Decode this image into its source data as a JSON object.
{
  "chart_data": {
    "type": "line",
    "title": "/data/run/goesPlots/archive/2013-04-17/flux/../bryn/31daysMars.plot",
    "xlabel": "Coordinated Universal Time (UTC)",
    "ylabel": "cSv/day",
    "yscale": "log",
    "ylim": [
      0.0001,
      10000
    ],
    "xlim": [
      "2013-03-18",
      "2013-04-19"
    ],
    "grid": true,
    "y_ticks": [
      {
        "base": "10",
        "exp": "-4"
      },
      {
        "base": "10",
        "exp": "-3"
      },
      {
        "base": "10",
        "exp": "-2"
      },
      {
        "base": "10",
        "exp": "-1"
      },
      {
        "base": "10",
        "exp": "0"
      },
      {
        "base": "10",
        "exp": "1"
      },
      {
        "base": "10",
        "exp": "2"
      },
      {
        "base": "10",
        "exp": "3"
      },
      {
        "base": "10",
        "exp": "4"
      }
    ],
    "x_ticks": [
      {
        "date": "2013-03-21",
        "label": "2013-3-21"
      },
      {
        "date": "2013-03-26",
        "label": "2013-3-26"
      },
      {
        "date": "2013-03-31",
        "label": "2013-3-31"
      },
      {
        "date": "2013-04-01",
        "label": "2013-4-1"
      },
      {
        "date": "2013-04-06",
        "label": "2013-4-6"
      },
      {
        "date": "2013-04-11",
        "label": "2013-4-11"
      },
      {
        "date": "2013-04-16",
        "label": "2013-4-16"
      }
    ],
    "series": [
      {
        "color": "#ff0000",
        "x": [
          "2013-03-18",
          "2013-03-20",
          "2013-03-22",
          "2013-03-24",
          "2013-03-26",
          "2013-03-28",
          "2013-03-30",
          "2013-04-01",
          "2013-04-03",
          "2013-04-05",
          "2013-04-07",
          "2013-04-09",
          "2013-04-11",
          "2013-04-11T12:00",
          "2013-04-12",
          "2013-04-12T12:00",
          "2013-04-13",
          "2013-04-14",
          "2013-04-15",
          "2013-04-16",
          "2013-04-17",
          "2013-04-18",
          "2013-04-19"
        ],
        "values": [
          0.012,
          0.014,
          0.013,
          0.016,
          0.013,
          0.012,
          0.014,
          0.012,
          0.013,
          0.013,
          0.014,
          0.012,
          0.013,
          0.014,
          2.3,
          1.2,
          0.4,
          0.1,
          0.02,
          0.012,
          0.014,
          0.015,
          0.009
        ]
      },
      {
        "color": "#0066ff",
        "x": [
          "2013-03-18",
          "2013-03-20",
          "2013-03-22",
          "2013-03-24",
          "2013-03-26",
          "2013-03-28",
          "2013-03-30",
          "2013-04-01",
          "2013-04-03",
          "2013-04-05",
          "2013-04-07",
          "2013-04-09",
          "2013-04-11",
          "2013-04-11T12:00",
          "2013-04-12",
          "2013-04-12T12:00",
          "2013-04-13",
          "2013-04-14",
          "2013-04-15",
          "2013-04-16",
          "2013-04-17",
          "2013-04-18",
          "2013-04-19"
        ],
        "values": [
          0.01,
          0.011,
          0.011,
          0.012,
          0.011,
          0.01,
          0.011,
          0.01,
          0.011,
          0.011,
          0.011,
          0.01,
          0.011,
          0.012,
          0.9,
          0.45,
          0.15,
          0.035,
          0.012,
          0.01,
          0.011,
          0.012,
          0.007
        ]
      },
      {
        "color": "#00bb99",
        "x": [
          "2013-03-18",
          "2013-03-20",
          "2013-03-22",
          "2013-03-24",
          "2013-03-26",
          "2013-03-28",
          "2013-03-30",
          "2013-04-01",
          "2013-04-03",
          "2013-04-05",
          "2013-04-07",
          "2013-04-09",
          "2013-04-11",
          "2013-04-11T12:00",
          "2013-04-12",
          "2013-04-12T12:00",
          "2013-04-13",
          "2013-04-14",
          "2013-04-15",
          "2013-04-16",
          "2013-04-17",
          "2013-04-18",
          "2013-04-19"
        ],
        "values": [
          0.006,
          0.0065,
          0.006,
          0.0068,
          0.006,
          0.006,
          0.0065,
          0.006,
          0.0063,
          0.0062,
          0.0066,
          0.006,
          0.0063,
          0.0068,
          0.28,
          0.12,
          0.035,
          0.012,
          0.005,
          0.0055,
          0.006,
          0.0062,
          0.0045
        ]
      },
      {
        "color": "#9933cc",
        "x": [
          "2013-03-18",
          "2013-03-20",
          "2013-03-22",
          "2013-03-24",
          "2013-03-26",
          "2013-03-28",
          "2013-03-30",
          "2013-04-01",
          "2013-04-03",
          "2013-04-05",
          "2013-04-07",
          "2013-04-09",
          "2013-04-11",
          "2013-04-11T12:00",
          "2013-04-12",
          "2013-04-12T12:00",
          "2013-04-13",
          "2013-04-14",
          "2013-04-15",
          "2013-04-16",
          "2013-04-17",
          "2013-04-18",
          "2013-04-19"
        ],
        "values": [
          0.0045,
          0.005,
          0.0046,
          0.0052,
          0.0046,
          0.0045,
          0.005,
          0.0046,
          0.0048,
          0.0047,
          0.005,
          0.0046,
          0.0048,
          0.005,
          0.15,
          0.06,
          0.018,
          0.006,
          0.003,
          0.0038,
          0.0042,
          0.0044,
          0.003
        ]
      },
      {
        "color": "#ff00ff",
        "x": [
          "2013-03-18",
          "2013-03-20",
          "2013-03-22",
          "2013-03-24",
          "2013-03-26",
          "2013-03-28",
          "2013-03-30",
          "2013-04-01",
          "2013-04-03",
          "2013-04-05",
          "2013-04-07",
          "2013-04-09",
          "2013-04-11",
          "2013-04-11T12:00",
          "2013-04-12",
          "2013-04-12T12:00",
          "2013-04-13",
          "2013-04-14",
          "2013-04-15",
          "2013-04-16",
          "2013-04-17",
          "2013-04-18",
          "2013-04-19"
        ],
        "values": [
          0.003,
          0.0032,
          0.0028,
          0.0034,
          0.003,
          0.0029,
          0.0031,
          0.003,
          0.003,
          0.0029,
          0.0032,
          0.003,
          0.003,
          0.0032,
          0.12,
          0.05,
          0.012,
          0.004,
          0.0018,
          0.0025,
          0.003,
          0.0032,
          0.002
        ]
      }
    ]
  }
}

□ □ □

Work to do.
Track down every line holding the string "date" and copy it.

The response.
        "date": "2013-03-21",
        "date": "2013-03-26",
        "date": "2013-03-31",
        "date": "2013-04-01",
        "date": "2013-04-06",
        "date": "2013-04-11",
        "date": "2013-04-16",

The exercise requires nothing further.